Dataset rows about figures

########

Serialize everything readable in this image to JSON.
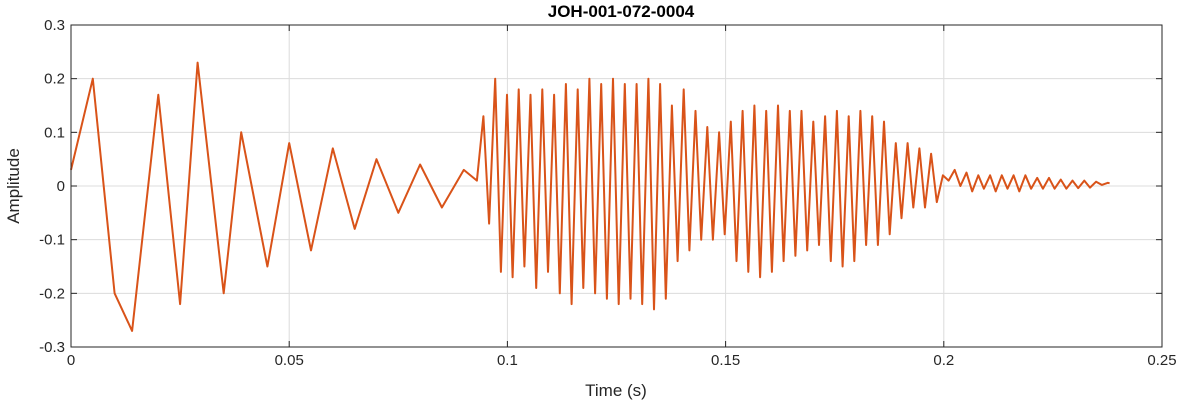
{
  "chart_data": {
    "type": "line",
    "title": "JOH-001-072-0004",
    "xlabel": "Time (s)",
    "ylabel": "Amplitude",
    "xlim": [
      0,
      0.25
    ],
    "ylim": [
      -0.3,
      0.3
    ],
    "grid": true,
    "legend": "none",
    "colors": {
      "line": "#D95319",
      "grid": "#DCDCDC",
      "axis": "#262626"
    },
    "x_ticks": [
      0,
      0.05,
      0.1,
      0.15,
      0.2,
      0.25
    ],
    "x_tick_labels": [
      "0",
      "0.05",
      "0.1",
      "0.15",
      "0.2",
      "0.25"
    ],
    "y_ticks": [
      -0.3,
      -0.2,
      -0.1,
      0,
      0.1,
      0.2,
      0.3
    ],
    "y_tick_labels": [
      "-0.3",
      "-0.2",
      "-0.1",
      "0",
      "0.1",
      "0.2",
      "0.3"
    ],
    "series": [
      {
        "x": [
          0,
          0.005,
          0.01,
          0.014,
          0.02,
          0.025,
          0.029,
          0.035,
          0.039,
          0.045,
          0.05,
          0.055,
          0.06,
          0.065,
          0.07,
          0.075,
          0.08,
          0.085,
          0.09,
          0.093,
          0.0945,
          0.0958,
          0.0972,
          0.0985,
          0.0999,
          0.1012,
          0.1026,
          0.1039,
          0.1053,
          0.1066,
          0.108,
          0.1093,
          0.1107,
          0.112,
          0.1134,
          0.1147,
          0.1161,
          0.1174,
          0.1188,
          0.1201,
          0.1215,
          0.1228,
          0.1242,
          0.1255,
          0.1269,
          0.1282,
          0.1296,
          0.1309,
          0.1323,
          0.1336,
          0.135,
          0.1363,
          0.1377,
          0.139,
          0.1404,
          0.1417,
          0.1431,
          0.1444,
          0.1458,
          0.1471,
          0.1485,
          0.1498,
          0.1512,
          0.1525,
          0.1539,
          0.1552,
          0.1566,
          0.1579,
          0.1593,
          0.1606,
          0.162,
          0.1633,
          0.1647,
          0.166,
          0.1674,
          0.1687,
          0.1701,
          0.1714,
          0.1728,
          0.1741,
          0.1755,
          0.1768,
          0.1782,
          0.1795,
          0.1809,
          0.1822,
          0.1836,
          0.1849,
          0.1863,
          0.1876,
          0.189,
          0.1903,
          0.1917,
          0.193,
          0.1944,
          0.1957,
          0.1971,
          0.1984,
          0.1998,
          0.2011,
          0.2025,
          0.2038,
          0.2052,
          0.2065,
          0.2079,
          0.2092,
          0.2106,
          0.2119,
          0.2133,
          0.2146,
          0.216,
          0.2173,
          0.2187,
          0.22,
          0.2214,
          0.2227,
          0.2241,
          0.2254,
          0.2268,
          0.2281,
          0.2295,
          0.2308,
          0.2322,
          0.2335,
          0.2349,
          0.2362,
          0.2376,
          0.238
        ],
        "y": [
          0.03,
          0.2,
          -0.2,
          -0.27,
          0.17,
          -0.22,
          0.23,
          -0.2,
          0.1,
          -0.15,
          0.08,
          -0.12,
          0.07,
          -0.08,
          0.05,
          -0.05,
          0.04,
          -0.04,
          0.03,
          0.01,
          0.13,
          -0.07,
          0.2,
          -0.16,
          0.17,
          -0.17,
          0.18,
          -0.15,
          0.17,
          -0.19,
          0.18,
          -0.16,
          0.17,
          -0.2,
          0.19,
          -0.22,
          0.18,
          -0.19,
          0.2,
          -0.2,
          0.19,
          -0.21,
          0.2,
          -0.22,
          0.19,
          -0.21,
          0.19,
          -0.22,
          0.2,
          -0.23,
          0.19,
          -0.21,
          0.15,
          -0.14,
          0.18,
          -0.12,
          0.14,
          -0.1,
          0.11,
          -0.1,
          0.1,
          -0.09,
          0.12,
          -0.14,
          0.14,
          -0.16,
          0.15,
          -0.17,
          0.14,
          -0.16,
          0.15,
          -0.14,
          0.14,
          -0.13,
          0.14,
          -0.12,
          0.12,
          -0.11,
          0.13,
          -0.14,
          0.14,
          -0.15,
          0.13,
          -0.14,
          0.14,
          -0.11,
          0.13,
          -0.11,
          0.12,
          -0.09,
          0.08,
          -0.06,
          0.08,
          -0.04,
          0.07,
          -0.04,
          0.06,
          -0.03,
          0.02,
          0.01,
          0.03,
          0.0,
          0.025,
          -0.01,
          0.02,
          -0.005,
          0.02,
          -0.01,
          0.02,
          -0.005,
          0.02,
          -0.01,
          0.02,
          -0.005,
          0.015,
          -0.005,
          0.015,
          -0.005,
          0.012,
          -0.005,
          0.01,
          -0.004,
          0.01,
          -0.003,
          0.008,
          0.002,
          0.006,
          0.005
        ]
      }
    ]
  }
}
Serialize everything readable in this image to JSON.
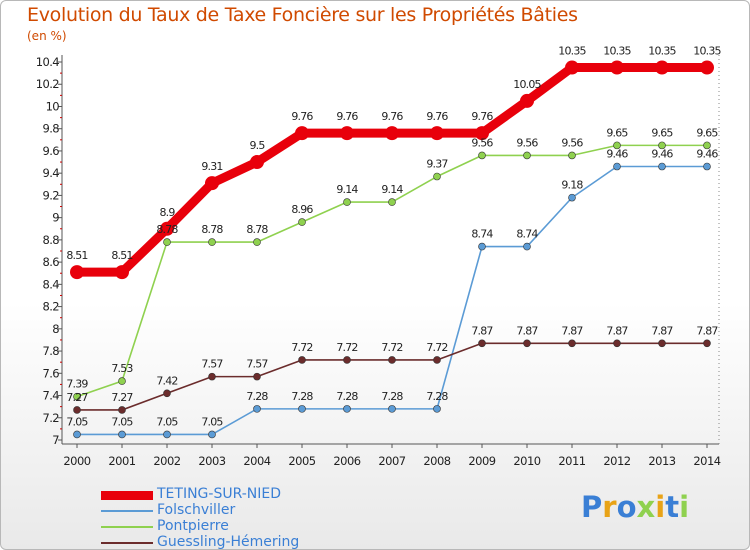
{
  "chart_data": {
    "type": "line",
    "title": "Evolution du Taux de Taxe Foncière sur les Propriétés Bâties",
    "ylabel": "(en %)",
    "xlabel": "",
    "x": [
      "2000",
      "2001",
      "2002",
      "2003",
      "2004",
      "2005",
      "2006",
      "2007",
      "2008",
      "2009",
      "2010",
      "2011",
      "2012",
      "2013",
      "2014"
    ],
    "ylim": [
      7,
      10.4
    ],
    "yticks": [
      "7",
      "7.2",
      "7.4",
      "7.6",
      "7.8",
      "8",
      "8.2",
      "8.4",
      "8.6",
      "8.8",
      "9",
      "9.2",
      "9.4",
      "9.6",
      "9.8",
      "10",
      "10.2",
      "10.4"
    ],
    "grid": false,
    "legend_position": "bottom-left",
    "series": [
      {
        "name": "TETING-SUR-NIED",
        "color": "#e8000b",
        "values": [
          8.51,
          8.51,
          8.9,
          9.31,
          9.5,
          9.76,
          9.76,
          9.76,
          9.76,
          9.76,
          10.05,
          10.35,
          10.35,
          10.35,
          10.35
        ],
        "labels": [
          "8.51",
          "8.51",
          "8.9",
          "9.31",
          "9.5",
          "9.76",
          "9.76",
          "9.76",
          "9.76",
          "9.76",
          "10.05",
          "10.35",
          "10.35",
          "10.35",
          "10.35"
        ]
      },
      {
        "name": "Folschviller",
        "color": "#5b9bd5",
        "values": [
          7.05,
          7.05,
          7.05,
          7.05,
          7.28,
          7.28,
          7.28,
          7.28,
          7.28,
          8.74,
          8.74,
          9.18,
          9.46,
          9.46,
          9.46
        ],
        "labels": [
          "7.05",
          "7.05",
          "7.05",
          "7.05",
          "7.28",
          "7.28",
          "7.28",
          "7.28",
          "7.28",
          "8.74",
          "8.74",
          "9.18",
          "9.46",
          "9.46",
          "9.46"
        ]
      },
      {
        "name": "Pontpierre",
        "color": "#8fd14f",
        "values": [
          7.39,
          7.53,
          8.78,
          8.78,
          8.78,
          8.96,
          9.14,
          9.14,
          9.37,
          9.56,
          9.56,
          9.56,
          9.65,
          9.65,
          9.65
        ],
        "labels": [
          "7.39",
          "7.53",
          "8.78",
          "8.78",
          "8.78",
          "8.96",
          "9.14",
          "9.14",
          "9.37",
          "9.56",
          "9.56",
          "9.56",
          "9.65",
          "9.65",
          "9.65"
        ]
      },
      {
        "name": "Guessling-Hémering",
        "color": "#6b2c2c",
        "values": [
          7.27,
          7.27,
          7.42,
          7.57,
          7.57,
          7.72,
          7.72,
          7.72,
          7.72,
          7.87,
          7.87,
          7.87,
          7.87,
          7.87,
          7.87
        ],
        "labels": [
          "7.27",
          "7.27",
          "7.42",
          "7.57",
          "7.57",
          "7.72",
          "7.72",
          "7.72",
          "7.72",
          "7.87",
          "7.87",
          "7.87",
          "7.87",
          "7.87",
          "7.87"
        ]
      }
    ]
  },
  "brand": {
    "letters": [
      "P",
      "r",
      "o",
      "x",
      "i",
      "t",
      "i"
    ],
    "colors": [
      "#3a7fd5",
      "#e8a317",
      "#3a7fd5",
      "#8fd14f",
      "#e8a317",
      "#3a7fd5",
      "#8fd14f"
    ]
  }
}
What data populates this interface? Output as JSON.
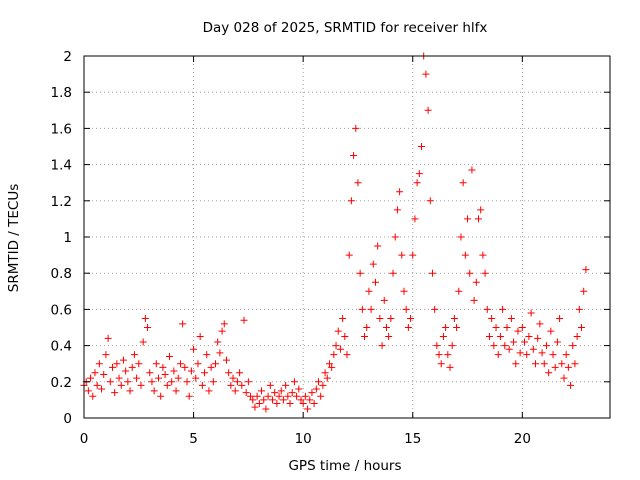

########

## Task objective
Find the string "title" in the listing and return every line that holds it.

## Exercise response
    "title": "JOH-001-072-0004",
    "title": "Evolution du Taux de Taxe Foncière sur les Propriétés Bâties",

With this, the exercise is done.